REQUIRED TASK: Return all entries word for word, but drop any images.
----
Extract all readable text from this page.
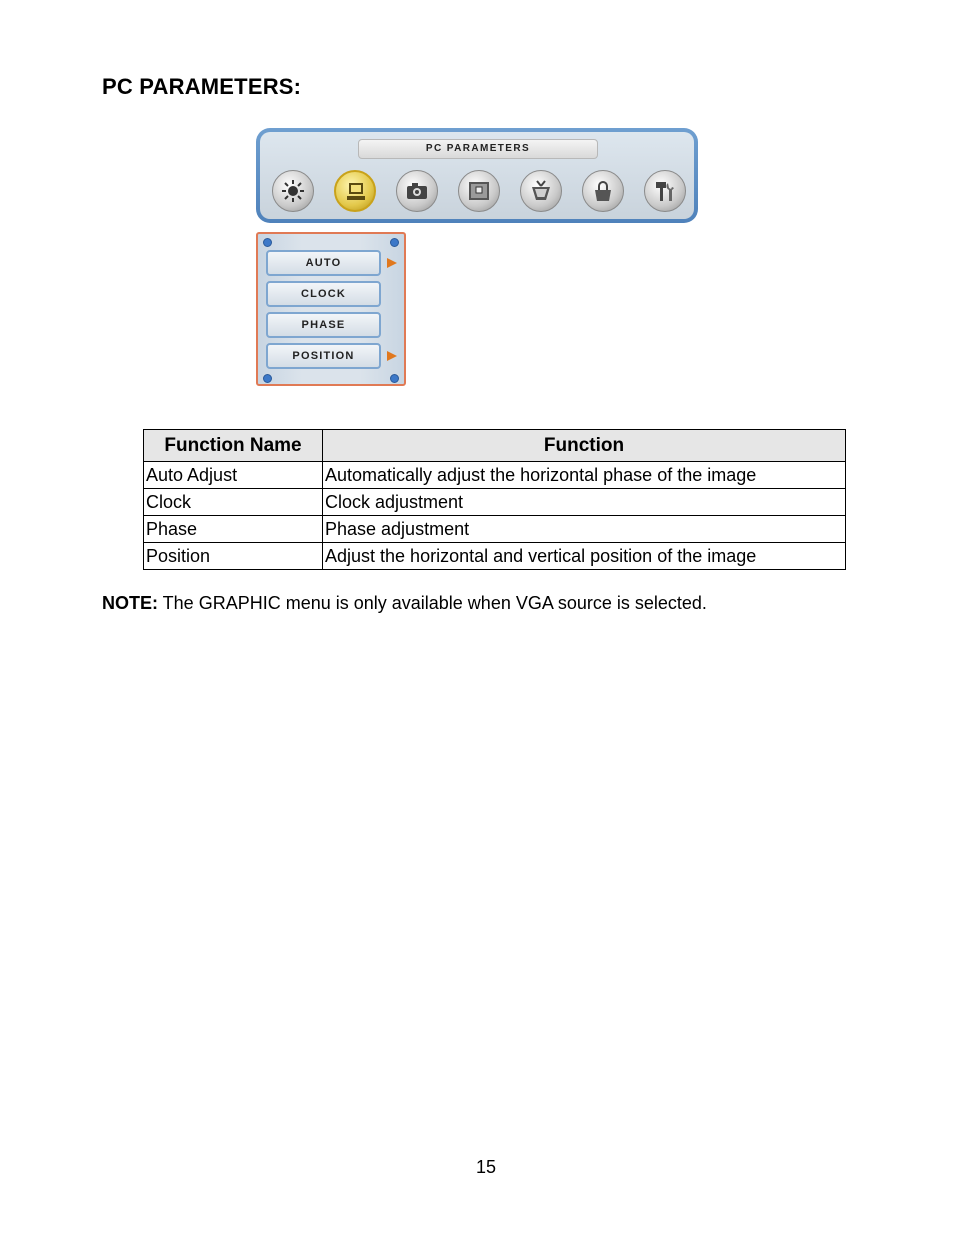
PC PARAMETERS:
PC PARAMETERS
AUTO
CLOCK
PHASE
POSITION
Function Name	Function
Auto Adjust	Automatically adjust the horizontal phase of the image
Clock	Clock adjustment
Phase	Phase adjustment
Position	Adjust the horizontal and vertical position of the image
NOTE: The GRAPHIC menu is only available when VGA source is selected.
15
----
TASK RESPONSE:
Extract all readable text from this page.
PC PARAMETERS:
PC PARAMETERS
AUTO
CLOCK
PHASE
POSITION
Function Name	Function
Auto Adjust	Automatically adjust the horizontal phase of the image
Clock	Clock adjustment
Phase	Phase adjustment
Position	Adjust the horizontal and vertical position of the image
NOTE: The GRAPHIC menu is only available when VGA source is selected.
15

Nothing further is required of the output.